What is needed>
Return the material word for word. Do not include the pictures.

— start of Records to use —

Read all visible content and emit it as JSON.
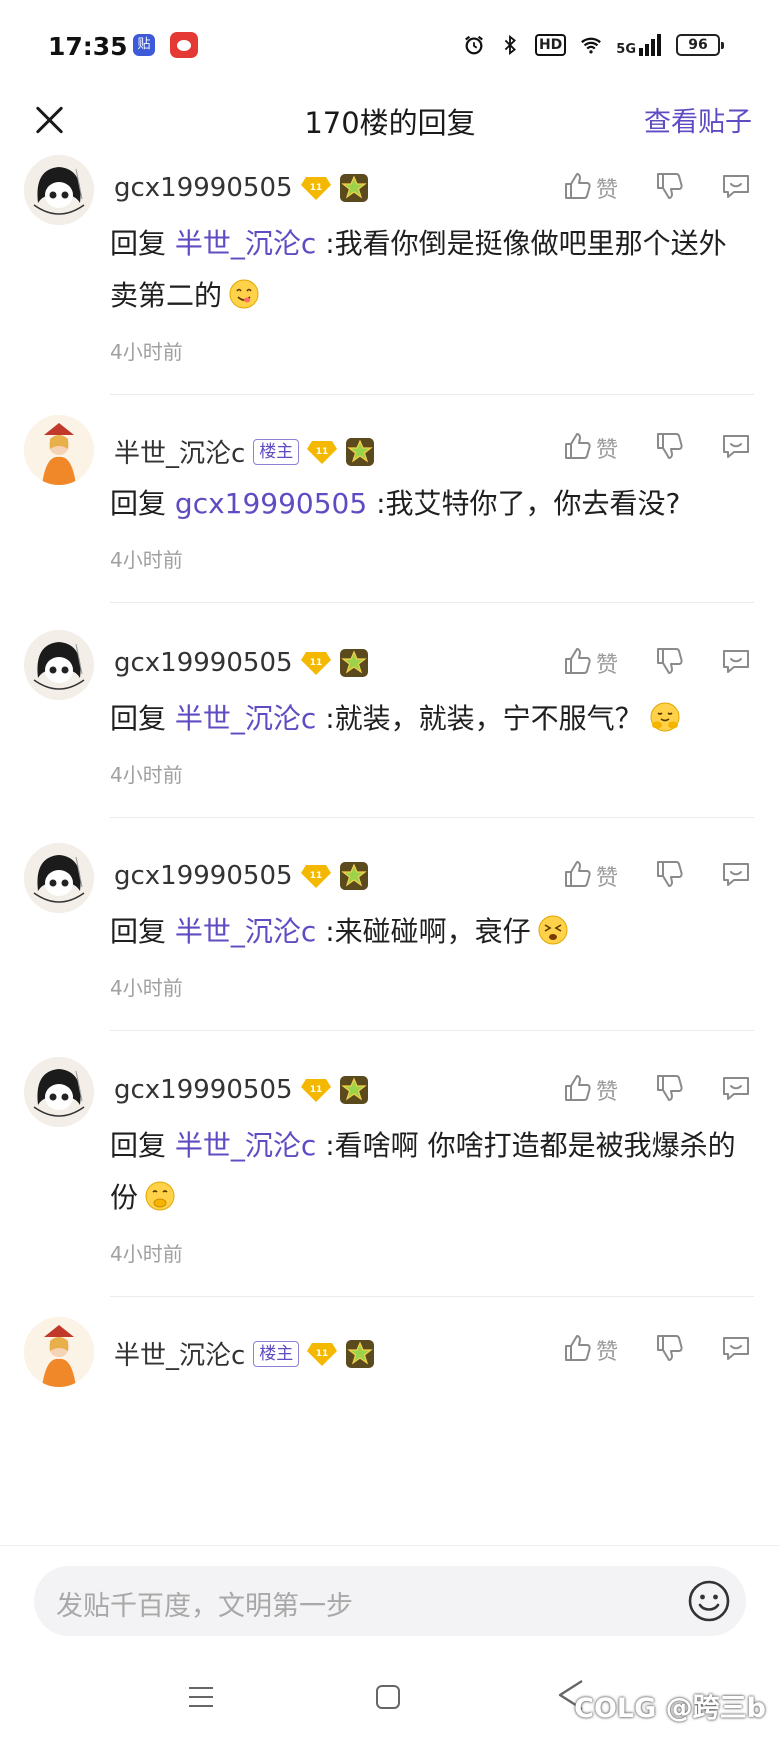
{
  "status_bar": {
    "time": "17:35",
    "app1_label": "贴",
    "icons": [
      "alarm-icon",
      "bluetooth-icon",
      "hd-icon",
      "wifi-icon",
      "signal-5g-icon"
    ],
    "hd": "HD",
    "net": "5G",
    "battery": "96"
  },
  "header": {
    "title": "170楼的回复",
    "view_post": "查看贴子"
  },
  "replies": [
    {
      "user": "gcx19990505",
      "is_host": false,
      "level": "11",
      "prefix": "回复",
      "reply_to": "半世_沉沦c",
      "text": ":我看你倒是挺像做吧里那个送外卖第二的",
      "emoji": "yum-emoji",
      "time": "4小时前"
    },
    {
      "user": "半世_沉沦c",
      "is_host": true,
      "level": "11",
      "prefix": "回复",
      "reply_to": "gcx19990505",
      "text": ":我艾特你了，你去看没?",
      "emoji": "",
      "time": "4小时前"
    },
    {
      "user": "gcx19990505",
      "is_host": false,
      "level": "11",
      "prefix": "回复",
      "reply_to": "半世_沉沦c",
      "text": ":就装，就装，宁不服气？",
      "emoji": "hug-emoji",
      "time": "4小时前"
    },
    {
      "user": "gcx19990505",
      "is_host": false,
      "level": "11",
      "prefix": "回复",
      "reply_to": "半世_沉沦c",
      "text": ":来碰碰啊，衰仔",
      "emoji": "squint-emoji",
      "time": "4小时前"
    },
    {
      "user": "gcx19990505",
      "is_host": false,
      "level": "11",
      "prefix": "回复",
      "reply_to": "半世_沉沦c",
      "text": ":看啥啊 你啥打造都是被我爆杀的份",
      "emoji": "giggle-emoji",
      "time": "4小时前"
    },
    {
      "user": "半世_沉沦c",
      "is_host": true,
      "level": "11",
      "prefix": "",
      "reply_to": "",
      "text": "",
      "emoji": "",
      "time": ""
    }
  ],
  "labels": {
    "host": "楼主",
    "like": "赞"
  },
  "input": {
    "placeholder": "发贴千百度，文明第一步"
  },
  "watermark": "COLG @跨三b",
  "colors": {
    "accent": "#614bc3",
    "muted": "#a0a0a0",
    "level_badge": "#f5b800"
  }
}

— end of Records to use —

Solved exercise>
Read all visible content and emit it as JSON.
{
  "status_bar": {
    "time": "17:35",
    "app1_label": "贴",
    "icons": [
      "alarm-icon",
      "bluetooth-icon",
      "hd-icon",
      "wifi-icon",
      "signal-5g-icon"
    ],
    "hd": "HD",
    "net": "5G",
    "battery": "96"
  },
  "header": {
    "title": "170楼的回复",
    "view_post": "查看贴子"
  },
  "replies": [
    {
      "user": "gcx19990505",
      "is_host": false,
      "level": "11",
      "prefix": "回复",
      "reply_to": "半世_沉沦c",
      "text": ":我看你倒是挺像做吧里那个送外卖第二的",
      "emoji": "yum-emoji",
      "time": "4小时前"
    },
    {
      "user": "半世_沉沦c",
      "is_host": true,
      "level": "11",
      "prefix": "回复",
      "reply_to": "gcx19990505",
      "text": ":我艾特你了，你去看没?",
      "emoji": "",
      "time": "4小时前"
    },
    {
      "user": "gcx19990505",
      "is_host": false,
      "level": "11",
      "prefix": "回复",
      "reply_to": "半世_沉沦c",
      "text": ":就装，就装，宁不服气？",
      "emoji": "hug-emoji",
      "time": "4小时前"
    },
    {
      "user": "gcx19990505",
      "is_host": false,
      "level": "11",
      "prefix": "回复",
      "reply_to": "半世_沉沦c",
      "text": ":来碰碰啊，衰仔",
      "emoji": "squint-emoji",
      "time": "4小时前"
    },
    {
      "user": "gcx19990505",
      "is_host": false,
      "level": "11",
      "prefix": "回复",
      "reply_to": "半世_沉沦c",
      "text": ":看啥啊 你啥打造都是被我爆杀的份",
      "emoji": "giggle-emoji",
      "time": "4小时前"
    },
    {
      "user": "半世_沉沦c",
      "is_host": true,
      "level": "11",
      "prefix": "",
      "reply_to": "",
      "text": "",
      "emoji": "",
      "time": ""
    }
  ],
  "labels": {
    "host": "楼主",
    "like": "赞"
  },
  "input": {
    "placeholder": "发贴千百度，文明第一步"
  },
  "watermark": "COLG @跨三b",
  "colors": {
    "accent": "#614bc3",
    "muted": "#a0a0a0",
    "level_badge": "#f5b800"
  }
}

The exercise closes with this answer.